§ DO THIS
In full and without alteration, repeat the material.

— start MATERIALS PROVIDED —

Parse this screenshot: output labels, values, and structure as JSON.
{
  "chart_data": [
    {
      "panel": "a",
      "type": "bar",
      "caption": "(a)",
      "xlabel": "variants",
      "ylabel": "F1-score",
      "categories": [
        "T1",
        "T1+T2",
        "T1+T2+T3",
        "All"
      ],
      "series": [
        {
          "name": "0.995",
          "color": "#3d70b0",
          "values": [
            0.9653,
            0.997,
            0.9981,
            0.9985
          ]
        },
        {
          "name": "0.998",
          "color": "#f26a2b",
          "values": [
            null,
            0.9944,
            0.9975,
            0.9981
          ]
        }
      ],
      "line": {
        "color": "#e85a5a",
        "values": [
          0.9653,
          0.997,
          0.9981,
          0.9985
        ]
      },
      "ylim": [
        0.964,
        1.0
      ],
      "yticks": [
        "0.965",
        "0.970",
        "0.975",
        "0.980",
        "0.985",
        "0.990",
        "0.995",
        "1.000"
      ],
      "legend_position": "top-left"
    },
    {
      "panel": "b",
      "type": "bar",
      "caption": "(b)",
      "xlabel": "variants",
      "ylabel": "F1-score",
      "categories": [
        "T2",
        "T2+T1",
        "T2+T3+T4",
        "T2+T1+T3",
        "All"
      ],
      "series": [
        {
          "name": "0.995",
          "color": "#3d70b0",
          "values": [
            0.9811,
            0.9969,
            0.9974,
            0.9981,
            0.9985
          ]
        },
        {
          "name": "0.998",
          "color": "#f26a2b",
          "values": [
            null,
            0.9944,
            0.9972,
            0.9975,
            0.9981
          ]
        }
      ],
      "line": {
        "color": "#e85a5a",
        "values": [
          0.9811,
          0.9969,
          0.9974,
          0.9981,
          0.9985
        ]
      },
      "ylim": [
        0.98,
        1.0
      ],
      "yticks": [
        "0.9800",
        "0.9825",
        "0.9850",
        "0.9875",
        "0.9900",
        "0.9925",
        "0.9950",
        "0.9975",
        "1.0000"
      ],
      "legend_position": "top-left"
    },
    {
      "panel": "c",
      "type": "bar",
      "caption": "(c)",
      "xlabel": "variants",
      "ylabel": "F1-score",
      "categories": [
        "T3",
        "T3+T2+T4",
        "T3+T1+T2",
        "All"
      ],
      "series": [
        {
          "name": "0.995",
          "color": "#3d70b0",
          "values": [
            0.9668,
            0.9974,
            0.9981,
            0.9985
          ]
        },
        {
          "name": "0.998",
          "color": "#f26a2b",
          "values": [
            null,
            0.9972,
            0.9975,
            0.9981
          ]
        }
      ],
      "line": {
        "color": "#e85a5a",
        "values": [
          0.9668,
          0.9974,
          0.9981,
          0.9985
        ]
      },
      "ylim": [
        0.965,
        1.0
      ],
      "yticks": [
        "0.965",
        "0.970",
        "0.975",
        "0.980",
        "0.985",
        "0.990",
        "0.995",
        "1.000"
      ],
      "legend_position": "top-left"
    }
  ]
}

— end MATERIALS PROVIDED —

§ FINISHED ANSWER
Parse this screenshot: output labels, values, and structure as JSON.
{
  "chart_data": [
    {
      "panel": "a",
      "type": "bar",
      "caption": "(a)",
      "xlabel": "variants",
      "ylabel": "F1-score",
      "categories": [
        "T1",
        "T1+T2",
        "T1+T2+T3",
        "All"
      ],
      "series": [
        {
          "name": "0.995",
          "color": "#3d70b0",
          "values": [
            0.9653,
            0.997,
            0.9981,
            0.9985
          ]
        },
        {
          "name": "0.998",
          "color": "#f26a2b",
          "values": [
            null,
            0.9944,
            0.9975,
            0.9981
          ]
        }
      ],
      "line": {
        "color": "#e85a5a",
        "values": [
          0.9653,
          0.997,
          0.9981,
          0.9985
        ]
      },
      "ylim": [
        0.964,
        1.0
      ],
      "yticks": [
        "0.965",
        "0.970",
        "0.975",
        "0.980",
        "0.985",
        "0.990",
        "0.995",
        "1.000"
      ],
      "legend_position": "top-left"
    },
    {
      "panel": "b",
      "type": "bar",
      "caption": "(b)",
      "xlabel": "variants",
      "ylabel": "F1-score",
      "categories": [
        "T2",
        "T2+T1",
        "T2+T3+T4",
        "T2+T1+T3",
        "All"
      ],
      "series": [
        {
          "name": "0.995",
          "color": "#3d70b0",
          "values": [
            0.9811,
            0.9969,
            0.9974,
            0.9981,
            0.9985
          ]
        },
        {
          "name": "0.998",
          "color": "#f26a2b",
          "values": [
            null,
            0.9944,
            0.9972,
            0.9975,
            0.9981
          ]
        }
      ],
      "line": {
        "color": "#e85a5a",
        "values": [
          0.9811,
          0.9969,
          0.9974,
          0.9981,
          0.9985
        ]
      },
      "ylim": [
        0.98,
        1.0
      ],
      "yticks": [
        "0.9800",
        "0.9825",
        "0.9850",
        "0.9875",
        "0.9900",
        "0.9925",
        "0.9950",
        "0.9975",
        "1.0000"
      ],
      "legend_position": "top-left"
    },
    {
      "panel": "c",
      "type": "bar",
      "caption": "(c)",
      "xlabel": "variants",
      "ylabel": "F1-score",
      "categories": [
        "T3",
        "T3+T2+T4",
        "T3+T1+T2",
        "All"
      ],
      "series": [
        {
          "name": "0.995",
          "color": "#3d70b0",
          "values": [
            0.9668,
            0.9974,
            0.9981,
            0.9985
          ]
        },
        {
          "name": "0.998",
          "color": "#f26a2b",
          "values": [
            null,
            0.9972,
            0.9975,
            0.9981
          ]
        }
      ],
      "line": {
        "color": "#e85a5a",
        "values": [
          0.9668,
          0.9974,
          0.9981,
          0.9985
        ]
      },
      "ylim": [
        0.965,
        1.0
      ],
      "yticks": [
        "0.965",
        "0.970",
        "0.975",
        "0.980",
        "0.985",
        "0.990",
        "0.995",
        "1.000"
      ],
      "legend_position": "top-left"
    }
  ]
}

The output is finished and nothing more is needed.